▸ EXERCISE DESCRIPTION:
Using the listing beneath this task, count the lines with the word "présure" and write only the result.

─── RECORD SET ───

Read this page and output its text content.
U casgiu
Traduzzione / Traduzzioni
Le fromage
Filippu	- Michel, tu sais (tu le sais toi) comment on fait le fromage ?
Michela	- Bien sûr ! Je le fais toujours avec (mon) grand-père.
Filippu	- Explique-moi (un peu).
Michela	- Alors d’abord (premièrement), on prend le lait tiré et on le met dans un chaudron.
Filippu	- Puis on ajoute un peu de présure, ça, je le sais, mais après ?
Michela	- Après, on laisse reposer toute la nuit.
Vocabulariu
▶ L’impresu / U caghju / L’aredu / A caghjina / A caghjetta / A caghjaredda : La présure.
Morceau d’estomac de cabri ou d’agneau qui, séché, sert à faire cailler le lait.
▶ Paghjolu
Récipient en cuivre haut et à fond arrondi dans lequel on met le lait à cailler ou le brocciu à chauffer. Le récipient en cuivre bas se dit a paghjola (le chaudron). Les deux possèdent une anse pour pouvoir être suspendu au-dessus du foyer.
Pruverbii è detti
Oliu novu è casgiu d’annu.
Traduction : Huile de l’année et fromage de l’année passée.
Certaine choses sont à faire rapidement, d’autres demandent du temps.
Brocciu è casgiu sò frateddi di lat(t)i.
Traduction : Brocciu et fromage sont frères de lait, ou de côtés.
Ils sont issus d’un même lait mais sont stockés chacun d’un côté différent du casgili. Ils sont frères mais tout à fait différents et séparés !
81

───

▸ EXERCISE OUTPUT:
2